[Figure record extracts]

####

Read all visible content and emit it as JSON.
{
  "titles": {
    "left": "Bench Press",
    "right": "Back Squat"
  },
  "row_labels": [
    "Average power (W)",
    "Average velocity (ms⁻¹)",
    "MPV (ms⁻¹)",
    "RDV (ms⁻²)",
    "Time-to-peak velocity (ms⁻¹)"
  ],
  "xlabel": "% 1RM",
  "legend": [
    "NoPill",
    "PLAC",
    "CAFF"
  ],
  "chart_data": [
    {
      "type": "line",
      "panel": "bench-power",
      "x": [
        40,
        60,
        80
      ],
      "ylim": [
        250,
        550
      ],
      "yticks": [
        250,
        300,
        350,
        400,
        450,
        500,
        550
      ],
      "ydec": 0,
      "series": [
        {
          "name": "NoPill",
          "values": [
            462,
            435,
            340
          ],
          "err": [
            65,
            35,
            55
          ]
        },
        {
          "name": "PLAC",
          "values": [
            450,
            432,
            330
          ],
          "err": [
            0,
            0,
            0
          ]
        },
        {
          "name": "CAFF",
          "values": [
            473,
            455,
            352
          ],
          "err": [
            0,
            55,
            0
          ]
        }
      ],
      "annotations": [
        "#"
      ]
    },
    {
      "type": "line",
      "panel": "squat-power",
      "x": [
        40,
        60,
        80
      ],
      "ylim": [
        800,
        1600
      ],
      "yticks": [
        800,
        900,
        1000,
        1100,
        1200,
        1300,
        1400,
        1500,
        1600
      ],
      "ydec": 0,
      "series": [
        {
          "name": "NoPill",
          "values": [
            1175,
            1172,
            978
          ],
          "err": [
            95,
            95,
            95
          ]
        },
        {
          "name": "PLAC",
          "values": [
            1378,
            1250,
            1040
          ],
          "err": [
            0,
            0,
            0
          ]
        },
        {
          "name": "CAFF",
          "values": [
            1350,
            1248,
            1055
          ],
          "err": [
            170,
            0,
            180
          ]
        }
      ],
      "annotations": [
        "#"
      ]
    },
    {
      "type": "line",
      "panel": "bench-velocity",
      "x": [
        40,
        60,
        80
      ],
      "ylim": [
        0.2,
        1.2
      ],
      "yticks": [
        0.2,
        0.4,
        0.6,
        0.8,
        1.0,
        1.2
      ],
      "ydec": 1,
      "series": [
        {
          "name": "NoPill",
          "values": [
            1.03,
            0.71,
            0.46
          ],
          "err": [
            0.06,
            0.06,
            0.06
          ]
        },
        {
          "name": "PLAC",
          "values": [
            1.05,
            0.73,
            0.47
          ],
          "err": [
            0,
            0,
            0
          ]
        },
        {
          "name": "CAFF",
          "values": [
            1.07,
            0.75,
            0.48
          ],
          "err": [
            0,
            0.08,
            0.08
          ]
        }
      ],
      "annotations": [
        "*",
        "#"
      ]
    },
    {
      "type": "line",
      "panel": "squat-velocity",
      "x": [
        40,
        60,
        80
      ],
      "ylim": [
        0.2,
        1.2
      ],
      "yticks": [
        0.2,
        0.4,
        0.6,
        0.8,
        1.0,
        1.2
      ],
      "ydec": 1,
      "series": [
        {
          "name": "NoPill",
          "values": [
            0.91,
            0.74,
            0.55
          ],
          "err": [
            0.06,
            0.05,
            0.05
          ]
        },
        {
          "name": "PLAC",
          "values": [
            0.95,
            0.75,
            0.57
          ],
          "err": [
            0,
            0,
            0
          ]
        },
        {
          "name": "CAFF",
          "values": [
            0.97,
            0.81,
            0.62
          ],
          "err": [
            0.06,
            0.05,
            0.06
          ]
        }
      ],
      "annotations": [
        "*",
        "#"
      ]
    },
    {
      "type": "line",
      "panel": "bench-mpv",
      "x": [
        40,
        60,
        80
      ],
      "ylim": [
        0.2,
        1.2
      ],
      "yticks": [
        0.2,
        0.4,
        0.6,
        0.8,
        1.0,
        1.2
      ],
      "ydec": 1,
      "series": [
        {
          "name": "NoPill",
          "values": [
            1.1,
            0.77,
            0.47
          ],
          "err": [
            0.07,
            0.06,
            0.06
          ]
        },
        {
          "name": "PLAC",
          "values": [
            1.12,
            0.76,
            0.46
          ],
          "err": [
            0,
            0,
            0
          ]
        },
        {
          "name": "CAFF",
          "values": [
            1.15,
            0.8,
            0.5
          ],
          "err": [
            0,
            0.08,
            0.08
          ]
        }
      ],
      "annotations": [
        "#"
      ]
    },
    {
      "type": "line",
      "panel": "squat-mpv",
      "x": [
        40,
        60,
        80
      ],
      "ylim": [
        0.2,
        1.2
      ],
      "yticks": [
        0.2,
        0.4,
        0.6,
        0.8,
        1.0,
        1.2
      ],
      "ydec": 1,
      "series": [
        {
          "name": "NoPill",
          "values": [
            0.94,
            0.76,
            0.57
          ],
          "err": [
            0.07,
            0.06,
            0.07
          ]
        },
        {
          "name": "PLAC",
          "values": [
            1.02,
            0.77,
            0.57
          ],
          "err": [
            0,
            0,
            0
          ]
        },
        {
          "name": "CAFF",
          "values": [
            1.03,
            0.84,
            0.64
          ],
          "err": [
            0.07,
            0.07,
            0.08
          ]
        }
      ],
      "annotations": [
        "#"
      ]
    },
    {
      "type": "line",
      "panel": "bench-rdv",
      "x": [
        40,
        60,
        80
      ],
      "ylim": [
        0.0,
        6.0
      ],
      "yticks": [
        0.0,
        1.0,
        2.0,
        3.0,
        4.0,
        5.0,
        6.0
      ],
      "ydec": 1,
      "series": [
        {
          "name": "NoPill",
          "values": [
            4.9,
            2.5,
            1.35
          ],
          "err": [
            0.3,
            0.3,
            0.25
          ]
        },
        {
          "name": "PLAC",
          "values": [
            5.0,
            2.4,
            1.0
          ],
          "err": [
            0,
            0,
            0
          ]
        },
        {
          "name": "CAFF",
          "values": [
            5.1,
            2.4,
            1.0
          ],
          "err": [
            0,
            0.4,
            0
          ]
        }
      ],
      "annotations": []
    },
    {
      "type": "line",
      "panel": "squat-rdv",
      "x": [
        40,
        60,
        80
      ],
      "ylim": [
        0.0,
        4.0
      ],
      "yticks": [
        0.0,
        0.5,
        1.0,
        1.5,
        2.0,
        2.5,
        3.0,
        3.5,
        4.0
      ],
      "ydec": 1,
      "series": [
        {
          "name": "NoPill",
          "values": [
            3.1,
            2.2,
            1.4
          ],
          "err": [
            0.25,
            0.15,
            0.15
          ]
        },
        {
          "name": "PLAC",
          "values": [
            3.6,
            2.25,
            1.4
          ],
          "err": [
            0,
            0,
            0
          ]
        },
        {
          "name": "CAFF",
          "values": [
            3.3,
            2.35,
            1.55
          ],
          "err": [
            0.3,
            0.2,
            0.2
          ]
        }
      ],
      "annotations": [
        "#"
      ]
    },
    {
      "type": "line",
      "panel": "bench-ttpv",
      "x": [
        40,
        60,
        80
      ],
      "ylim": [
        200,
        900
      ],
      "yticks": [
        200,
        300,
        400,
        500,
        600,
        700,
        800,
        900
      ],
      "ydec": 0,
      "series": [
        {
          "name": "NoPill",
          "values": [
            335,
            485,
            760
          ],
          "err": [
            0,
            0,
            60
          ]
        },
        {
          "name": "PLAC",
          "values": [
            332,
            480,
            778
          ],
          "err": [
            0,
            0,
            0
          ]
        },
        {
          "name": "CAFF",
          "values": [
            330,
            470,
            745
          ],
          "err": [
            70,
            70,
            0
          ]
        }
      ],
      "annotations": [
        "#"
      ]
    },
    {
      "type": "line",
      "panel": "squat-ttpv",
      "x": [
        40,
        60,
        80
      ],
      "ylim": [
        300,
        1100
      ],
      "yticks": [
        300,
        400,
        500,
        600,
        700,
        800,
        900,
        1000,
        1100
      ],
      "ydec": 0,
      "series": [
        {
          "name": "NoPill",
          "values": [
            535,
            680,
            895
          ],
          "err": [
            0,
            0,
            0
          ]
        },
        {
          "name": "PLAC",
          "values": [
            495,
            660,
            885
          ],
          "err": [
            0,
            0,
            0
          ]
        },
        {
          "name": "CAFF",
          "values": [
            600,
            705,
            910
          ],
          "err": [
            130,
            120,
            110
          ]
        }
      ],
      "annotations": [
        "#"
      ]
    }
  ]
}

####

◆ To be done: Filter lines by "panel" and return each hit.

◆ Output of the exercise:
      "panel": "bench-power",
      "panel": "squat-power",
      "panel": "bench-velocity",
      "panel": "squat-velocity",
      "panel": "bench-mpv",
      "panel": "squat-mpv",
      "panel": "bench-rdv",
      "panel": "squat-rdv",
      "panel": "bench-ttpv",
      "panel": "squat-ttpv",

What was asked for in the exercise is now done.